--- begin ---

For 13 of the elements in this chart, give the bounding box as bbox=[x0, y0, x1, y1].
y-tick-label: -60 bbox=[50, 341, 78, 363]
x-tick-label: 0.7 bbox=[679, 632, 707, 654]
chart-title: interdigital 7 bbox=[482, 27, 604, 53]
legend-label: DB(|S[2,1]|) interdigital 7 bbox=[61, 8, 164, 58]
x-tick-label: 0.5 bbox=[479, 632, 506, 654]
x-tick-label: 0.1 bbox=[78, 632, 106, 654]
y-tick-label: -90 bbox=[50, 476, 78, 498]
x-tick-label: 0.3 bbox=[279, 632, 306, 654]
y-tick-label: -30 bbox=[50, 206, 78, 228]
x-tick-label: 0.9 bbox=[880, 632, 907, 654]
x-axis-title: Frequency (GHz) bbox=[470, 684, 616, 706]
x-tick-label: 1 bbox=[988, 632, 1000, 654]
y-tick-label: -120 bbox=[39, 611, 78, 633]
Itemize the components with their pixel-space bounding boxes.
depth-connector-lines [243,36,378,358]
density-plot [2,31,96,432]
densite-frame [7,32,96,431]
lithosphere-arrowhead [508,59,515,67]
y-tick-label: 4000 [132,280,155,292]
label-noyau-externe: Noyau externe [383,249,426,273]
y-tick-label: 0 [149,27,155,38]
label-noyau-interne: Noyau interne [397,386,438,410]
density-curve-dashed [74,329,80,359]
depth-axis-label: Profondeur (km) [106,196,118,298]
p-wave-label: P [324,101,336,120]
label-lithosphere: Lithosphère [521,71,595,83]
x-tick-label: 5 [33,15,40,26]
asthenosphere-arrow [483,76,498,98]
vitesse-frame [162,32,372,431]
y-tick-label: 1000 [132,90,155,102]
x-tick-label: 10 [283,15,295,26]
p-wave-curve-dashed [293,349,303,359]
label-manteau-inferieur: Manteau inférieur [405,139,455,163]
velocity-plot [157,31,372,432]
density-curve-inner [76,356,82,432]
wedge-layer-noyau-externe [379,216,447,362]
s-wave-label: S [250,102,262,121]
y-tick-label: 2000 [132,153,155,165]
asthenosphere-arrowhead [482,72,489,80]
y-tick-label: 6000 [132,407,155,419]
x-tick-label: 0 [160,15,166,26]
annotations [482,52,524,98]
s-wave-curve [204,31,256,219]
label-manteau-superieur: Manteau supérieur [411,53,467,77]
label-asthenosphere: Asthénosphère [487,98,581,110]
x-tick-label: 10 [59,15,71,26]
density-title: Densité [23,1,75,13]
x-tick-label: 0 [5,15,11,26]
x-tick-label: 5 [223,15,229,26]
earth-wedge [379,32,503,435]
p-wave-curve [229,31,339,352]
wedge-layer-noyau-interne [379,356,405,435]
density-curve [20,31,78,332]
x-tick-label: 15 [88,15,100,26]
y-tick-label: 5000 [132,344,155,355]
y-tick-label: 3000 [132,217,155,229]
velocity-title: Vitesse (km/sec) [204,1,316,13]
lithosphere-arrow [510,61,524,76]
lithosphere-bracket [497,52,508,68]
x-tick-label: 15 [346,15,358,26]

--- end ---

Copy the listing above verbatim, reproducing every line in order without any changes.

For 13 of the elements in this chart, give the bounding box as bbox=[x0, y0, x1, y1].
y-tick-label: -60 bbox=[50, 341, 78, 363]
x-tick-label: 0.7 bbox=[679, 632, 707, 654]
chart-title: interdigital 7 bbox=[482, 27, 604, 53]
legend-label: DB(|S[2,1]|) interdigital 7 bbox=[61, 8, 164, 58]
x-tick-label: 0.5 bbox=[479, 632, 506, 654]
x-tick-label: 0.1 bbox=[78, 632, 106, 654]
y-tick-label: -90 bbox=[50, 476, 78, 498]
x-tick-label: 0.3 bbox=[279, 632, 306, 654]
y-tick-label: -30 bbox=[50, 206, 78, 228]
x-tick-label: 0.9 bbox=[880, 632, 907, 654]
x-axis-title: Frequency (GHz) bbox=[470, 684, 616, 706]
x-tick-label: 1 bbox=[988, 632, 1000, 654]
y-tick-label: -120 bbox=[39, 611, 78, 633]
Itemize the components with their pixel-space bounding boxes.
depth-connector-lines [243,36,378,358]
density-plot [2,31,96,432]
densite-frame [7,32,96,431]
lithosphere-arrowhead [508,59,515,67]
y-tick-label: 4000 [132,280,155,292]
label-noyau-externe: Noyau externe [383,249,426,273]
y-tick-label: 0 [149,27,155,38]
label-noyau-interne: Noyau interne [397,386,438,410]
density-curve-dashed [74,329,80,359]
depth-axis-label: Profondeur (km) [106,196,118,298]
p-wave-label: P [324,101,336,120]
label-lithosphere: Lithosphère [521,71,595,83]
x-tick-label: 5 [33,15,40,26]
asthenosphere-arrow [483,76,498,98]
vitesse-frame [162,32,372,431]
y-tick-label: 1000 [132,90,155,102]
x-tick-label: 10 [283,15,295,26]
p-wave-curve-dashed [293,349,303,359]
label-manteau-inferieur: Manteau inférieur [405,139,455,163]
velocity-plot [157,31,372,432]
density-curve-inner [76,356,82,432]
wedge-layer-noyau-externe [379,216,447,362]
s-wave-label: S [250,102,262,121]
y-tick-label: 2000 [132,153,155,165]
asthenosphere-arrowhead [482,72,489,80]
y-tick-label: 6000 [132,407,155,419]
x-tick-label: 0 [160,15,166,26]
annotations [482,52,524,98]
s-wave-curve [204,31,256,219]
label-manteau-superieur: Manteau supérieur [411,53,467,77]
label-asthenosphere: Asthénosphère [487,98,581,110]
x-tick-label: 10 [59,15,71,26]
density-title: Densité [23,1,75,13]
x-tick-label: 0 [5,15,11,26]
x-tick-label: 5 [223,15,229,26]
earth-wedge [379,32,503,435]
p-wave-curve [229,31,339,352]
wedge-layer-noyau-interne [379,356,405,435]
density-curve [20,31,78,332]
x-tick-label: 15 [88,15,100,26]
y-tick-label: 5000 [132,344,155,355]
y-tick-label: 3000 [132,217,155,229]
velocity-title: Vitesse (km/sec) [204,1,316,13]
lithosphere-arrow [510,61,524,76]
lithosphere-bracket [497,52,508,68]
x-tick-label: 15 [346,15,358,26]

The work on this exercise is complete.